Items from a figure collection:
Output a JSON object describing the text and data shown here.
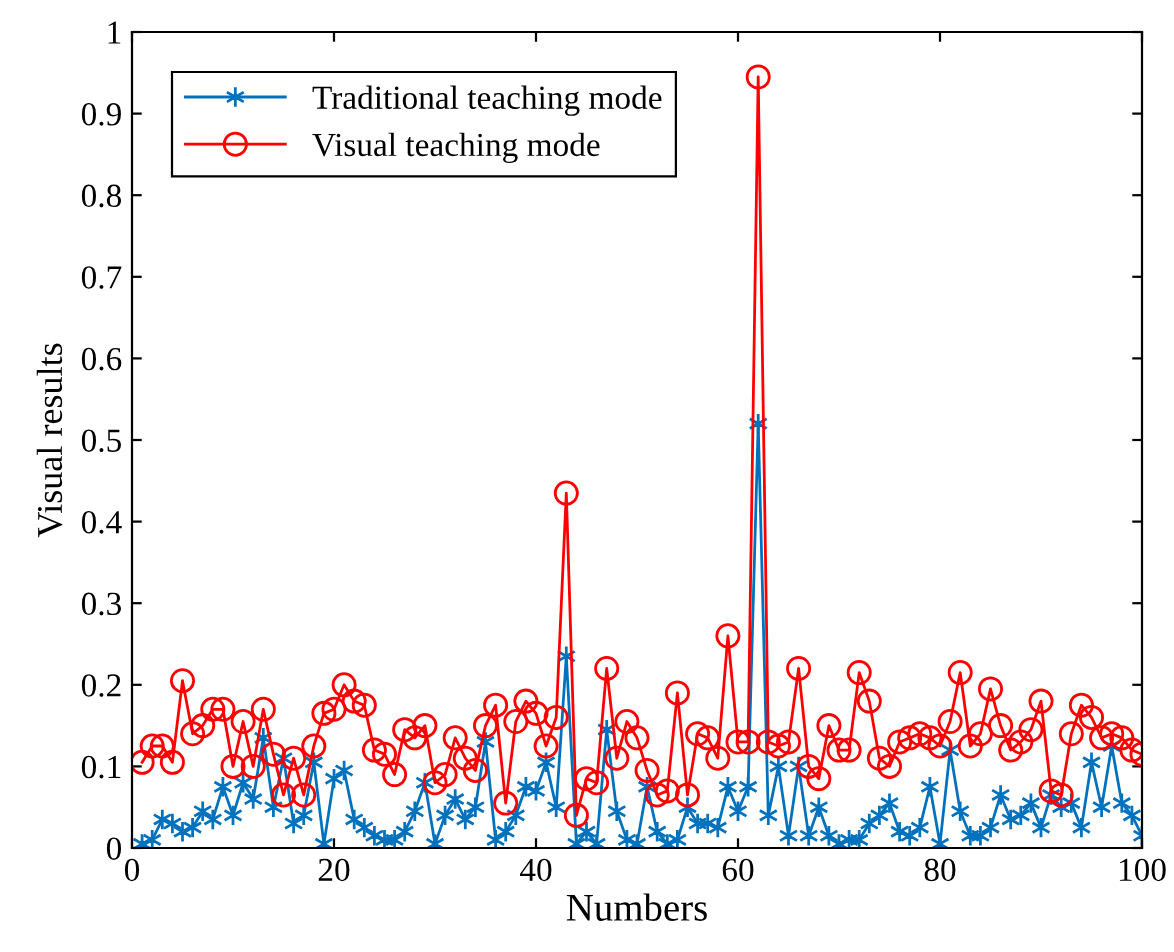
{
  "chart_data": {
    "type": "line",
    "xlabel": "Numbers",
    "ylabel": "Visual results",
    "x": [
      1,
      2,
      3,
      4,
      5,
      6,
      7,
      8,
      9,
      10,
      11,
      12,
      13,
      14,
      15,
      16,
      17,
      18,
      19,
      20,
      21,
      22,
      23,
      24,
      25,
      26,
      27,
      28,
      29,
      30,
      31,
      32,
      33,
      34,
      35,
      36,
      37,
      38,
      39,
      40,
      41,
      42,
      43,
      44,
      45,
      46,
      47,
      48,
      49,
      50,
      51,
      52,
      53,
      54,
      55,
      56,
      57,
      58,
      59,
      60,
      61,
      62,
      63,
      64,
      65,
      66,
      67,
      68,
      69,
      70,
      71,
      72,
      73,
      74,
      75,
      76,
      77,
      78,
      79,
      80,
      81,
      82,
      83,
      84,
      85,
      86,
      87,
      88,
      89,
      90,
      91,
      92,
      93,
      94,
      95,
      96,
      97,
      98,
      99,
      100
    ],
    "series": [
      {
        "name": "Traditional teaching mode",
        "color": "#0072bd",
        "marker": "cross",
        "values": [
          0.005,
          0.01,
          0.035,
          0.03,
          0.02,
          0.025,
          0.045,
          0.035,
          0.075,
          0.04,
          0.08,
          0.06,
          0.135,
          0.05,
          0.11,
          0.03,
          0.04,
          0.105,
          0.005,
          0.085,
          0.095,
          0.035,
          0.025,
          0.015,
          0.01,
          0.01,
          0.02,
          0.045,
          0.08,
          0.005,
          0.04,
          0.06,
          0.035,
          0.05,
          0.13,
          0.01,
          0.02,
          0.04,
          0.075,
          0.07,
          0.105,
          0.05,
          0.235,
          0.005,
          0.02,
          0.005,
          0.145,
          0.045,
          0.01,
          0.005,
          0.075,
          0.02,
          0.005,
          0.01,
          0.05,
          0.03,
          0.03,
          0.025,
          0.075,
          0.045,
          0.075,
          0.52,
          0.04,
          0.1,
          0.015,
          0.1,
          0.015,
          0.05,
          0.015,
          0.005,
          0.01,
          0.01,
          0.03,
          0.04,
          0.055,
          0.02,
          0.015,
          0.025,
          0.075,
          0.005,
          0.12,
          0.045,
          0.015,
          0.015,
          0.025,
          0.065,
          0.035,
          0.04,
          0.055,
          0.025,
          0.065,
          0.05,
          0.055,
          0.025,
          0.105,
          0.05,
          0.125,
          0.055,
          0.04,
          0.015
        ]
      },
      {
        "name": "Visual teaching mode",
        "color": "#ff0000",
        "marker": "circle",
        "values": [
          0.105,
          0.125,
          0.125,
          0.105,
          0.205,
          0.14,
          0.15,
          0.17,
          0.17,
          0.1,
          0.155,
          0.1,
          0.17,
          0.115,
          0.065,
          0.11,
          0.065,
          0.125,
          0.165,
          0.17,
          0.2,
          0.18,
          0.175,
          0.12,
          0.115,
          0.09,
          0.145,
          0.135,
          0.15,
          0.08,
          0.09,
          0.135,
          0.11,
          0.095,
          0.15,
          0.175,
          0.055,
          0.155,
          0.18,
          0.165,
          0.125,
          0.16,
          0.435,
          0.04,
          0.085,
          0.08,
          0.22,
          0.11,
          0.155,
          0.135,
          0.095,
          0.065,
          0.07,
          0.19,
          0.065,
          0.14,
          0.135,
          0.11,
          0.26,
          0.13,
          0.13,
          0.945,
          0.13,
          0.125,
          0.13,
          0.22,
          0.1,
          0.085,
          0.15,
          0.12,
          0.12,
          0.215,
          0.18,
          0.11,
          0.1,
          0.13,
          0.135,
          0.14,
          0.135,
          0.125,
          0.155,
          0.215,
          0.125,
          0.14,
          0.195,
          0.15,
          0.12,
          0.13,
          0.145,
          0.18,
          0.07,
          0.065,
          0.14,
          0.175,
          0.16,
          0.135,
          0.14,
          0.135,
          0.12,
          0.115
        ]
      }
    ],
    "xlim": [
      0,
      100
    ],
    "xticks": [
      0,
      20,
      40,
      60,
      80,
      100
    ],
    "ylim": [
      0,
      1
    ],
    "yticks": [
      0,
      0.1,
      0.2,
      0.3,
      0.4,
      0.5,
      0.6,
      0.7,
      0.8,
      0.9,
      1
    ],
    "grid": false,
    "legend": "top left",
    "line_style": "solid"
  }
}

SET PROBLEM: From the data above, copy each line that has the string "mode".

WRITTEN RESPONSE:
        "name": "Traditional teaching mode",
        "name": "Visual teaching mode",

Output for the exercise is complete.